Pick every line from the data that holds the word "Строительство".

* BEGIN SUPPLIED RECORDS *

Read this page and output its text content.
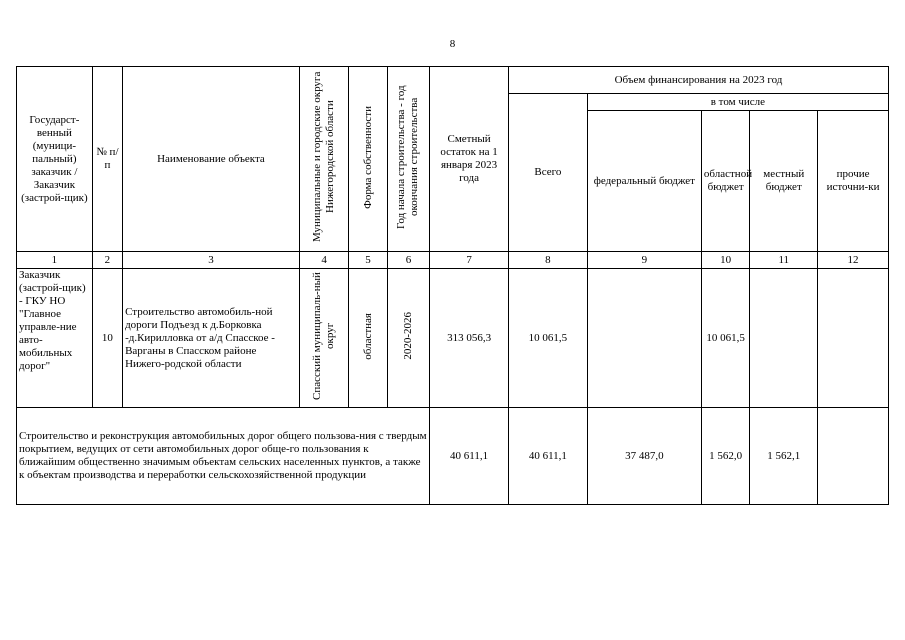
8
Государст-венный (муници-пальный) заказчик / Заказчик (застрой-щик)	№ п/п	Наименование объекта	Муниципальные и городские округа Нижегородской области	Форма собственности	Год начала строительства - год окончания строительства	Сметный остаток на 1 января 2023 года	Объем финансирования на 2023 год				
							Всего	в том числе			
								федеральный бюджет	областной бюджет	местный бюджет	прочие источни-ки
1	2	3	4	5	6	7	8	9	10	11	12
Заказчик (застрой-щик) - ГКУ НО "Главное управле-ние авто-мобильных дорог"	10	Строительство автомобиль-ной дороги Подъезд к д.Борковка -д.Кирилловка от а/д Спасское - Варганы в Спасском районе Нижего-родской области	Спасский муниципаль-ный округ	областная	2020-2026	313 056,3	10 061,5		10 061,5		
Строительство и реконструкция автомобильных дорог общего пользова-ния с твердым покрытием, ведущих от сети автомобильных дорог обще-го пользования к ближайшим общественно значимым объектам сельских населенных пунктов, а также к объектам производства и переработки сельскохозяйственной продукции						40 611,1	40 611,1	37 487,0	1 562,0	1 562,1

* END SUPPLIED RECORDS *

**CORRECT ANSWER**:
Заказчик (застрой-щик) - ГКУ НО "Главное управле-ние авто-мобильных дорог"	10	Строительство автомобиль-ной дороги Подъезд к д.Борковка -д.Кирилловка от а/д Спасское - Варганы в Спасском районе Нижего-родской области	Спасский муниципаль-ный округ	областная	2020-2026	313 056,3	10 061,5		10 061,5		
Строительство и реконструкция автомобильных дорог общего пользова-ния с твердым покрытием, ведущих от сети автомобильных дорог обще-го пользования к ближайшим общественно значимым объектам сельских населенных пунктов, а также к объектам производства и переработки сельскохозяйственной продукции						40 611,1	40 611,1	37 487,0	1 562,0	1 562,1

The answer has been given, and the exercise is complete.